> Extracted text
▬▬▬
(Bloomberg) -- Morrisons’ profit rose as the UK grocer regained some ground in its battle with discount rivals to win over cash-strapped shoppers. 

Underlying earnings rose 6.5% in the year to Oct. 29, to £970 million ($1.2 billion), helped by improving customer satisfaction scores as the supermarket rolls out price cutting and loyalty initiatives. Like-for-like sales, a key sector benchmark, have improved six straight quarters.   

The report marks the first earnings update for Morrisons since ex-Carrefour France Chief Executive Officer Rami Baitieh took the top job last year, replacing David Potts. Morrisons has been one of the supermarkets hit hardest by soaring costs, losing its spot as the UK’s fourth-biggest grocer. 

“Since the pandemic, Morrisons has not been on peak form,” Baitieh said. “Market share has slipped slowly but consistently. Our like-for-likes, although on an improving and encouraging trend now, have been below the pack for a while and the switching data has not been encouraging.”

Morrisons was purchased in a highly leveraged deal by US private equity firm Clayton, Dubilier & Rice in 2021 and has struggled to keep prices as low as some competitors during Britain’s cost-of-living crisis.
▬▬▬
> Problems and tasks
1 - Reproduce part of the Morrisons earnings article word for word, beginning at the words "(Bloomberg) -- Morrisons’" and stopping after the words "six straight quarters.".
2 - According to the Morrisons earnings article, which firm bought Morrisons in 2021?
3 - Go on with the Morrisons earnings article from its final sentence.

Recorded data:
▬▬▬
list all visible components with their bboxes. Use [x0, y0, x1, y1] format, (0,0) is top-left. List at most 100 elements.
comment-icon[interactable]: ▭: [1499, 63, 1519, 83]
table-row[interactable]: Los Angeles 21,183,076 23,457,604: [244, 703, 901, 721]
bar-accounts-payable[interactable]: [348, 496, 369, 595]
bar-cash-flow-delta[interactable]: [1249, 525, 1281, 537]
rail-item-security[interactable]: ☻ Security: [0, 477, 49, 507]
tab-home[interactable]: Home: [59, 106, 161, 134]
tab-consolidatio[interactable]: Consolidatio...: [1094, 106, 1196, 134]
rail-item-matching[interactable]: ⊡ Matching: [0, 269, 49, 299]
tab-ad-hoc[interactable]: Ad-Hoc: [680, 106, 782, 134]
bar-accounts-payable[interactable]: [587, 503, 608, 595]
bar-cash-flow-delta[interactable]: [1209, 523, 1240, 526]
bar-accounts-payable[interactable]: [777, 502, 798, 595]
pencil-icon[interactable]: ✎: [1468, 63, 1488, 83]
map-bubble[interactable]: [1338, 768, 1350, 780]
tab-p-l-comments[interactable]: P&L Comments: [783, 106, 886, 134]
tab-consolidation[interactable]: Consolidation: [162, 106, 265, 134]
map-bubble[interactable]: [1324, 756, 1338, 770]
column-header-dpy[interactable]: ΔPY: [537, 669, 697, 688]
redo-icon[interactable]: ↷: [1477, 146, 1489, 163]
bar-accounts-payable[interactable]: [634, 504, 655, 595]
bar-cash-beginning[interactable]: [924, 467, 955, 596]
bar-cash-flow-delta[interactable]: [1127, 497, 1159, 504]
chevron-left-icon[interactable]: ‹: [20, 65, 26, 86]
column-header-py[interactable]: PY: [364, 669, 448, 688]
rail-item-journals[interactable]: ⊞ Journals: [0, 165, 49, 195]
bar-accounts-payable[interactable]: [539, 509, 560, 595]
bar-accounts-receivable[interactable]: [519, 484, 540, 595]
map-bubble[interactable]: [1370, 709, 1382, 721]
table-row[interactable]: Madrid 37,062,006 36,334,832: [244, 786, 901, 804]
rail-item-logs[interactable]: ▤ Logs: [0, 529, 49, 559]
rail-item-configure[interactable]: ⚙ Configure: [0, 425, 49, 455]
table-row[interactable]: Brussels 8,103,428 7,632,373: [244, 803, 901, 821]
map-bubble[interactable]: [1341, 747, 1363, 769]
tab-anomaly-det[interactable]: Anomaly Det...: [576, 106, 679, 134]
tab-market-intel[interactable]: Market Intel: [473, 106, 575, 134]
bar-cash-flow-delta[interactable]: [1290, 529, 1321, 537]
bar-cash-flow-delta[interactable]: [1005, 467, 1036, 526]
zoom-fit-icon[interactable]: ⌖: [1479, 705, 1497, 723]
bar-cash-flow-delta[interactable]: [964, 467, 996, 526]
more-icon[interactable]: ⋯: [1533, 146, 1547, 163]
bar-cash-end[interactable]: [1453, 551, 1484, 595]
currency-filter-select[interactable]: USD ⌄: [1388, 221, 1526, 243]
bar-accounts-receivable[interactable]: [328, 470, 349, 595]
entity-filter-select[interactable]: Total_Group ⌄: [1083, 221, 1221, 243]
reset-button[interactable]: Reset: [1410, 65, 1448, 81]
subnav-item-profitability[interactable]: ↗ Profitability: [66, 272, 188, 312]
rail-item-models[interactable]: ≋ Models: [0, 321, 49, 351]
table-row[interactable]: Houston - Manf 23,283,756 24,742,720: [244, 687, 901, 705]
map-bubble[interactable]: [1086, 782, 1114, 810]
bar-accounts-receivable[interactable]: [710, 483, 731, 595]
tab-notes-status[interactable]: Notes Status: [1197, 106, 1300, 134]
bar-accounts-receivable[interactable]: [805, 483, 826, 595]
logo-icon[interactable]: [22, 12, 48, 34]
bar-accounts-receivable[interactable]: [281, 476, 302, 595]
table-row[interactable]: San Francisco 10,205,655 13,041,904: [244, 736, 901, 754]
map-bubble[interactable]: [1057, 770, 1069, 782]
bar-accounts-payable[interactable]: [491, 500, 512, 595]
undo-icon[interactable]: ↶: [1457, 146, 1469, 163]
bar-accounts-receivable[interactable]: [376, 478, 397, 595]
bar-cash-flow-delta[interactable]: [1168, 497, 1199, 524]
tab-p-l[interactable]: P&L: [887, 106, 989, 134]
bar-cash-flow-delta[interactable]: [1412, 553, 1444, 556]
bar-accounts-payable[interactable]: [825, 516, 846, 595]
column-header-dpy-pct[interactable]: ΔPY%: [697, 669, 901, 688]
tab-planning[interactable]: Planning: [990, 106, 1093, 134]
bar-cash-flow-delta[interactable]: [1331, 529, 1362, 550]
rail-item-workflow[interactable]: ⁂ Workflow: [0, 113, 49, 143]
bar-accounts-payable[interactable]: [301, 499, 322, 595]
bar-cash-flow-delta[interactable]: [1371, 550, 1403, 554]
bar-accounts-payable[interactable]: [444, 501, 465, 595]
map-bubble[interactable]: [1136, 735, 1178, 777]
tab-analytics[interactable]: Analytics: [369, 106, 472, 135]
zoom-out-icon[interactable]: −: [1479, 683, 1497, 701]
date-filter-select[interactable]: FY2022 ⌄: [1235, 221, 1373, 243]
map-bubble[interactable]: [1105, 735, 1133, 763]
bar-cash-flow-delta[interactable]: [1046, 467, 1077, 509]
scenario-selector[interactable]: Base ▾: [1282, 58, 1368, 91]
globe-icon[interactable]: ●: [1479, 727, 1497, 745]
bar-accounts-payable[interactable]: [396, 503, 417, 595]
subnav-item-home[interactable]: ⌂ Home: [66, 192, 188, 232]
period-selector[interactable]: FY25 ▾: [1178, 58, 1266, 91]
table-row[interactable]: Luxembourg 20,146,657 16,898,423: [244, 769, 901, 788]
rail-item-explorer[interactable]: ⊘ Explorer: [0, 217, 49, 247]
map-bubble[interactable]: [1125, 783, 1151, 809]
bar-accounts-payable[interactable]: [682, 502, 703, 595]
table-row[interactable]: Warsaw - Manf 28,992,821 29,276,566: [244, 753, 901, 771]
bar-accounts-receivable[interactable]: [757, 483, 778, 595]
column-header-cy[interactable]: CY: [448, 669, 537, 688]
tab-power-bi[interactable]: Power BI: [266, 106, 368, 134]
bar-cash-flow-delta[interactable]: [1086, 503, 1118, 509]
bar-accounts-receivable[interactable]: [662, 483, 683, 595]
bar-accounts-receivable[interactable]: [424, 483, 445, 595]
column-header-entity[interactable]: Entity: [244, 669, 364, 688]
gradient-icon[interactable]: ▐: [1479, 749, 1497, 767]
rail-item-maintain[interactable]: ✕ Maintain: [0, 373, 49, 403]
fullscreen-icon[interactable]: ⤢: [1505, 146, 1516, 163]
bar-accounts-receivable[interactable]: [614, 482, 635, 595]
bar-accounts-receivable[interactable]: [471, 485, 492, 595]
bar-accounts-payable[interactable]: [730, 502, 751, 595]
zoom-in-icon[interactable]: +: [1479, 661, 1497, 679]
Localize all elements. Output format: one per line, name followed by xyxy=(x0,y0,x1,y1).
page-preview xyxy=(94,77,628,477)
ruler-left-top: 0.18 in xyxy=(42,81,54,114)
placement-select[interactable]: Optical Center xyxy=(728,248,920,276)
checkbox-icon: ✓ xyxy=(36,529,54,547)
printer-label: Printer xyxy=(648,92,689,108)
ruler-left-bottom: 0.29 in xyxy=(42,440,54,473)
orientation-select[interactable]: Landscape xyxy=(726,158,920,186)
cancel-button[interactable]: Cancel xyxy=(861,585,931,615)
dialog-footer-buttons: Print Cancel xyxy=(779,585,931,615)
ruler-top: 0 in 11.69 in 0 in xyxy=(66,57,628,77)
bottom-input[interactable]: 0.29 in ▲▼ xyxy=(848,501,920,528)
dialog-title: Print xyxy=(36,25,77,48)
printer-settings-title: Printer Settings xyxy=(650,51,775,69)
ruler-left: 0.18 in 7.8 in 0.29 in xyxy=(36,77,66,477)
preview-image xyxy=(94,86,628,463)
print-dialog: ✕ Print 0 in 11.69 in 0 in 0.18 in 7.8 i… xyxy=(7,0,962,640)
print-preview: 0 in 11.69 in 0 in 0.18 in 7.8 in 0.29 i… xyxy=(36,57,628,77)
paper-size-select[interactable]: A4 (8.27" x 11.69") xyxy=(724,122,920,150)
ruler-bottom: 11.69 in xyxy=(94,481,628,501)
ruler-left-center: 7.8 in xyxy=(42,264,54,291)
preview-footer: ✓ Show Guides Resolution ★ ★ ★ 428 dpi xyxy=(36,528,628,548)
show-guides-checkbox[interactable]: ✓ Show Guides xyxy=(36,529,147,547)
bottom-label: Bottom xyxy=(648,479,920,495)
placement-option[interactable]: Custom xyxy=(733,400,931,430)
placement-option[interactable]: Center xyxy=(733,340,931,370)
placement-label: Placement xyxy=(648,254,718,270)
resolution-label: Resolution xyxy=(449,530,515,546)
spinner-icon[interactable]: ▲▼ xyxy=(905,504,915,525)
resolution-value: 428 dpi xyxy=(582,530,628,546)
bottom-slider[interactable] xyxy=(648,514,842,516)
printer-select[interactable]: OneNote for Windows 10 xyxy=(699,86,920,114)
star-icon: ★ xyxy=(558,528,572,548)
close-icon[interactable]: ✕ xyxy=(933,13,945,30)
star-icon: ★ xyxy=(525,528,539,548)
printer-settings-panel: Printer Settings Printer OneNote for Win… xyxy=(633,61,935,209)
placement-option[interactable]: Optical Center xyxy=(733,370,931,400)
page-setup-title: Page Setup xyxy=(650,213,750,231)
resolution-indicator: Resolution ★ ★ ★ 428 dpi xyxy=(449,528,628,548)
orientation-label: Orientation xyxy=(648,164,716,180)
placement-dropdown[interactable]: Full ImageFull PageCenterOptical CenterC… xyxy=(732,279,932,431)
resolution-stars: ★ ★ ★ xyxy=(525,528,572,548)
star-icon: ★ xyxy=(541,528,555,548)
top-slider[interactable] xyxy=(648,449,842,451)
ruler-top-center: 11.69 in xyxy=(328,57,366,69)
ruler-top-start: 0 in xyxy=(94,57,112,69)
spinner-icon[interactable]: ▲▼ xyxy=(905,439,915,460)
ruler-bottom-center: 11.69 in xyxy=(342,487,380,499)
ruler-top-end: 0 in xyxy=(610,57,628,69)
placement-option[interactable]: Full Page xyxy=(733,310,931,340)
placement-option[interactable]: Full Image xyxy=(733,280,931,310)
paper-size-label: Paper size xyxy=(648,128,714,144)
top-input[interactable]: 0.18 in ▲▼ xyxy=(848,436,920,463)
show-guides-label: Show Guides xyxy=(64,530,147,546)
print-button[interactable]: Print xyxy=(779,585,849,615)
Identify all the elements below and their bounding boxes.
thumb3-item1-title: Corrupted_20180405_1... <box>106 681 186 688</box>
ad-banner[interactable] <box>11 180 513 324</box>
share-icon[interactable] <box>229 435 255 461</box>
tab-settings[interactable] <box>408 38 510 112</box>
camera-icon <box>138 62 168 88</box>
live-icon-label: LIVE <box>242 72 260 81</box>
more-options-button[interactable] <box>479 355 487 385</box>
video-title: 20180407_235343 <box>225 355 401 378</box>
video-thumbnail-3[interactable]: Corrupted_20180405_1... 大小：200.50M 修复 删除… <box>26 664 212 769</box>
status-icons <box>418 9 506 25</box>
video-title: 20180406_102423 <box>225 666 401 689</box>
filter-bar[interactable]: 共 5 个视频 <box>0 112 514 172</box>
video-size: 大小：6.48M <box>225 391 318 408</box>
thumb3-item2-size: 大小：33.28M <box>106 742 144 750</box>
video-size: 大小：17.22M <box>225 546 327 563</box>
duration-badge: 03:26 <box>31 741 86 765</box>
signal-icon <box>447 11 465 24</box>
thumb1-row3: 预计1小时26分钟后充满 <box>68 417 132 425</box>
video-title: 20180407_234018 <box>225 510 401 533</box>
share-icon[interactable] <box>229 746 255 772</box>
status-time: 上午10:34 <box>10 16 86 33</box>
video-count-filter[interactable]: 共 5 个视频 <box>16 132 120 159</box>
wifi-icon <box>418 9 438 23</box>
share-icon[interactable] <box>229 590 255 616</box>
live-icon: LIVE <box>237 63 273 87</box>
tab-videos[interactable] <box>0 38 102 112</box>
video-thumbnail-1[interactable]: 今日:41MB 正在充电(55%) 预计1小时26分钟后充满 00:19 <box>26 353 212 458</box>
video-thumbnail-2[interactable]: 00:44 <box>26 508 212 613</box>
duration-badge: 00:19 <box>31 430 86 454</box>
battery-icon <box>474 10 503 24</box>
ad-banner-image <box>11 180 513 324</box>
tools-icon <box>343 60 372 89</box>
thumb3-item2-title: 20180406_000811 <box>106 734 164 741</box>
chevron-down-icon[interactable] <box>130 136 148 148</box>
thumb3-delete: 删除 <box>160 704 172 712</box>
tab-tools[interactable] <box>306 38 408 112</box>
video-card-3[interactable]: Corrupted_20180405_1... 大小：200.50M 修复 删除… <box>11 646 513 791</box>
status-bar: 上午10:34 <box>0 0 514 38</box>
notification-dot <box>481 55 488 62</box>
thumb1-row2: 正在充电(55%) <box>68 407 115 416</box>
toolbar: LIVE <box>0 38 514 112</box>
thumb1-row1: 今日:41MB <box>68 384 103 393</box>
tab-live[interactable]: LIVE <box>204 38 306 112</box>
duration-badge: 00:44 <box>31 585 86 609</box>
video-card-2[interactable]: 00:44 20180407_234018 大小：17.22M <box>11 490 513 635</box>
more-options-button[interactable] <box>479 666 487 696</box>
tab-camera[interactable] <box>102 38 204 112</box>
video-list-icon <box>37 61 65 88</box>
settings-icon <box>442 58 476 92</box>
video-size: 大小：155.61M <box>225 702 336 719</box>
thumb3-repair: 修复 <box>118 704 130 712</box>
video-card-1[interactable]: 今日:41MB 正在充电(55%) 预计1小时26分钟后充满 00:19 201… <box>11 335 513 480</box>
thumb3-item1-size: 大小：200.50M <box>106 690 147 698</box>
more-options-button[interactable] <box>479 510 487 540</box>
▬▬▬
> Results by task
1 -
(Bloomberg) -- Morrisons’ profit rose as the UK grocer regained some ground in its battle with discount rivals to win over cash-strapped shoppers. 

Underlying earnings rose 6.5% in the year to Oct. 29, to £970 million ($1.2 billion), helped by improving customer satisfaction scores as the supermarket rolls out price cutting and loyalty initiatives. Like-for-like sales, a key sector benchmark, have improved six straight quarters.

2 - The US private equity firm Clayton, Dubilier & Rice bought Morrisons in 2021.

3 -
The chain, founded by William Morrison in 1899 as an egg-and-butter stall in Bradford, England, still makes about half of the fresh food it sells and has its own slaughterhouses and meat-processing operations. That exposes it to higher food costs more than its rivals.

Customer Feedback

Baitieh said customers will be asked for opinions to drive improvements, and he listed examples of changes including in-store customer roundtable meetings and giving store managers more autonomy. 

The CEO has begun hosting online meetings with 100 key staff members six days a week to analyze store performance as well as customer and employee feedback, and he said his personal email is available for customers to send complaints. 

Morrisons on Tuesday announced a £2.5 billion deal to sell hundreds of gas stations to Motor Fuel Group, another CD&R-owned company. The transaction, which also sees Morrisons taking a minority stake in MFG, will allow it to gain buying scale and reduce debt, which has weighed on the grocer since it was de-listed.